In this exercise, return the whole listing exactly, excluding any images.

>> START MATERIAL PROVIDED

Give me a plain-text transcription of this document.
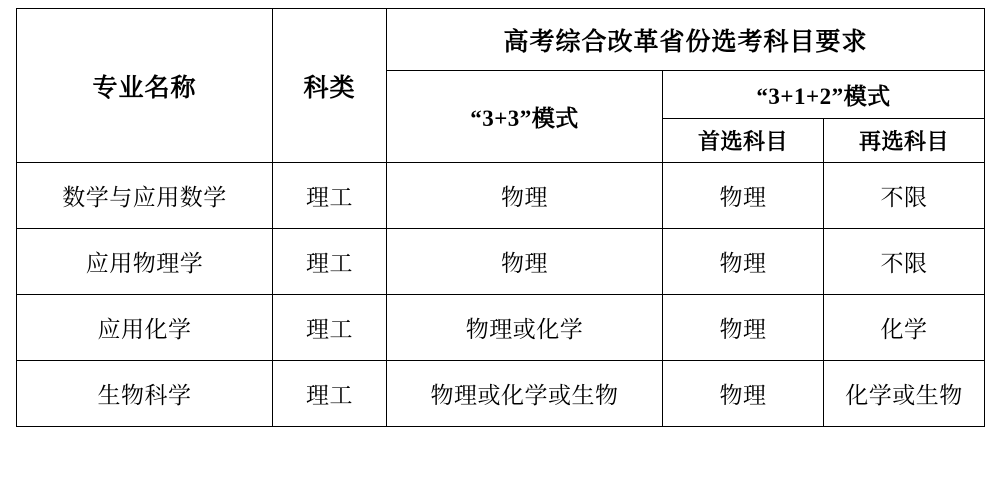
专业名称	科类	高考综合改革省份选考科目要求		
		“3+3”模式	“3+1+2”模式	
			首选科目	再选科目
数学与应用数学	理工	物理	物理	不限
应用物理学	理工	物理	物理	不限
应用化学	理工	物理或化学	物理	化学
生物科学	理工	物理或化学或生物	物理	化学或生物
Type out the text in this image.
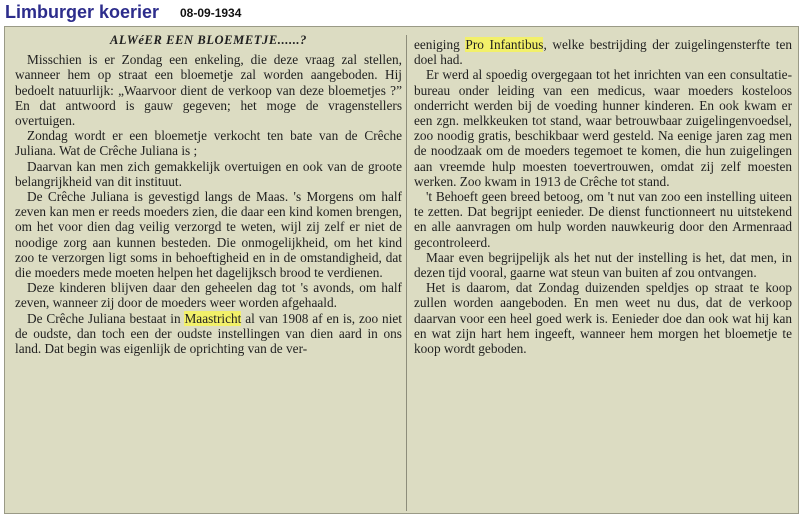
Limburger koerier 08-09-1934
ALWéER EEN BLOEMETJE......?

Misschien is er Zondag een enkeling, die deze vraag zal stellen, wanneer hem op straat een bloemetje zal worden aangeboden. Hij bedoelt natuurlijk: „Waarvoor dient de verkoop van deze bloemetjes ?” En dat antwoord is gauw gegeven; het moge de vragenstellers overtuigen.

Zondag wordt er een bloemetje verkocht ten bate van de Crêche Juliana. Wat de Crêche Juliana is ;

Daarvan kan men zich gemakkelijk overtuigen en ook van de groote belangrijkheid van dit instituut.

De Crêche Juliana is gevestigd langs de Maas. 's Morgens om half zeven kan men er reeds moeders zien, die daar een kind komen brengen, om het voor dien dag veilig verzorgd te weten, wijl zij zelf er niet de noodige zorg aan kunnen besteden. Die onmogelijkheid, om het kind zoo te verzorgen ligt soms in behoeftigheid en in de omstandigheid, dat die moeders mede moeten helpen het dagelijksch brood te verdienen.

Deze kinderen blijven daar den geheelen dag tot 's avonds, om half zeven, wanneer zij door de moeders weer worden afgehaald.

De Crêche Juliana bestaat in Maastricht al van 1908 af en is, zoo niet de oudste, dan toch een der oudste instellingen van dien aard in ons land. Dat begin was eigenlijk de oprichting van de ver-

eeniging Pro Infantibus, welke bestrijding der zuigelingensterfte ten doel had.

Er werd al spoedig overgegaan tot het inrichten van een consultatie-bureau onder leiding van een medicus, waar moeders kosteloos onderricht werden bij de voeding hunner kinderen. En ook kwam er een zgn. melkkeuken tot stand, waar betrouwbaar zuigelingenvoedsel, zoo noodig gratis, beschikbaar werd gesteld. Na eenige jaren zag men de noodzaak om de moeders tegemoet te komen, die hun zuigelingen aan vreemde hulp moesten toevertrouwen, omdat zij zelf moesten werken. Zoo kwam in 1913 de Crêche tot stand.

't Behoeft geen breed betoog, om 't nut van zoo een instelling uiteen te zetten. Dat begrijpt eenieder. De dienst functionneert nu uitstekend en alle aanvragen om hulp worden nauwkeurig door den Armenraad gecontroleerd.

Maar even begrijpelijk als het nut der instelling is het, dat men, in dezen tijd vooral, gaarne wat steun van buiten af zou ontvangen.

Het is daarom, dat Zondag duizenden speldjes op straat te koop zullen worden aangeboden. En men weet nu dus, dat de verkoop daarvan voor een heel goed werk is. Eenieder doe dan ook wat hij kan en wat zijn hart hem ingeeft, wanneer hem morgen het bloemetje te koop wordt geboden.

>> END MATERIAL PROVIDED

TASK RESPONSE:
Give me a plain-text transcription of this document.
专业名称	科类	高考综合改革省份选考科目要求		
		“3+3”模式	“3+1+2”模式	
			首选科目	再选科目
数学与应用数学	理工	物理	物理	不限
应用物理学	理工	物理	物理	不限
应用化学	理工	物理或化学	物理	化学
生物科学	理工	物理或化学或生物	物理	化学或生物
Type out the text in this image.
Limburger koerier 08-09-1934
ALWéER EEN BLOEMETJE......?

Misschien is er Zondag een enkeling, die deze vraag zal stellen, wanneer hem op straat een bloemetje zal worden aangeboden. Hij bedoelt natuurlijk: „Waarvoor dient de verkoop van deze bloemetjes ?” En dat antwoord is gauw gegeven; het moge de vragenstellers overtuigen.

Zondag wordt er een bloemetje verkocht ten bate van de Crêche Juliana. Wat de Crêche Juliana is ;

Daarvan kan men zich gemakkelijk overtuigen en ook van de groote belangrijkheid van dit instituut.

De Crêche Juliana is gevestigd langs de Maas. 's Morgens om half zeven kan men er reeds moeders zien, die daar een kind komen brengen, om het voor dien dag veilig verzorgd te weten, wijl zij zelf er niet de noodige zorg aan kunnen besteden. Die onmogelijkheid, om het kind zoo te verzorgen ligt soms in behoeftigheid en in de omstandigheid, dat die moeders mede moeten helpen het dagelijksch brood te verdienen.

Deze kinderen blijven daar den geheelen dag tot 's avonds, om half zeven, wanneer zij door de moeders weer worden afgehaald.

De Crêche Juliana bestaat in Maastricht al van 1908 af en is, zoo niet de oudste, dan toch een der oudste instellingen van dien aard in ons land. Dat begin was eigenlijk de oprichting van de ver-

eeniging Pro Infantibus, welke bestrijding der zuigelingensterfte ten doel had.

Er werd al spoedig overgegaan tot het inrichten van een consultatie-bureau onder leiding van een medicus, waar moeders kosteloos onderricht werden bij de voeding hunner kinderen. En ook kwam er een zgn. melkkeuken tot stand, waar betrouwbaar zuigelingenvoedsel, zoo noodig gratis, beschikbaar werd gesteld. Na eenige jaren zag men de noodzaak om de moeders tegemoet te komen, die hun zuigelingen aan vreemde hulp moesten toevertrouwen, omdat zij zelf moesten werken. Zoo kwam in 1913 de Crêche tot stand.

't Behoeft geen breed betoog, om 't nut van zoo een instelling uiteen te zetten. Dat begrijpt eenieder. De dienst functionneert nu uitstekend en alle aanvragen om hulp worden nauwkeurig door den Armenraad gecontroleerd.

Maar even begrijpelijk als het nut der instelling is het, dat men, in dezen tijd vooral, gaarne wat steun van buiten af zou ontvangen.

Het is daarom, dat Zondag duizenden speldjes op straat te koop zullen worden aangeboden. En men weet nu dus, dat de verkoop daarvan voor een heel goed werk is. Eenieder doe dan ook wat hij kan en wat zijn hart hem ingeeft, wanneer hem morgen het bloemetje te koop wordt geboden.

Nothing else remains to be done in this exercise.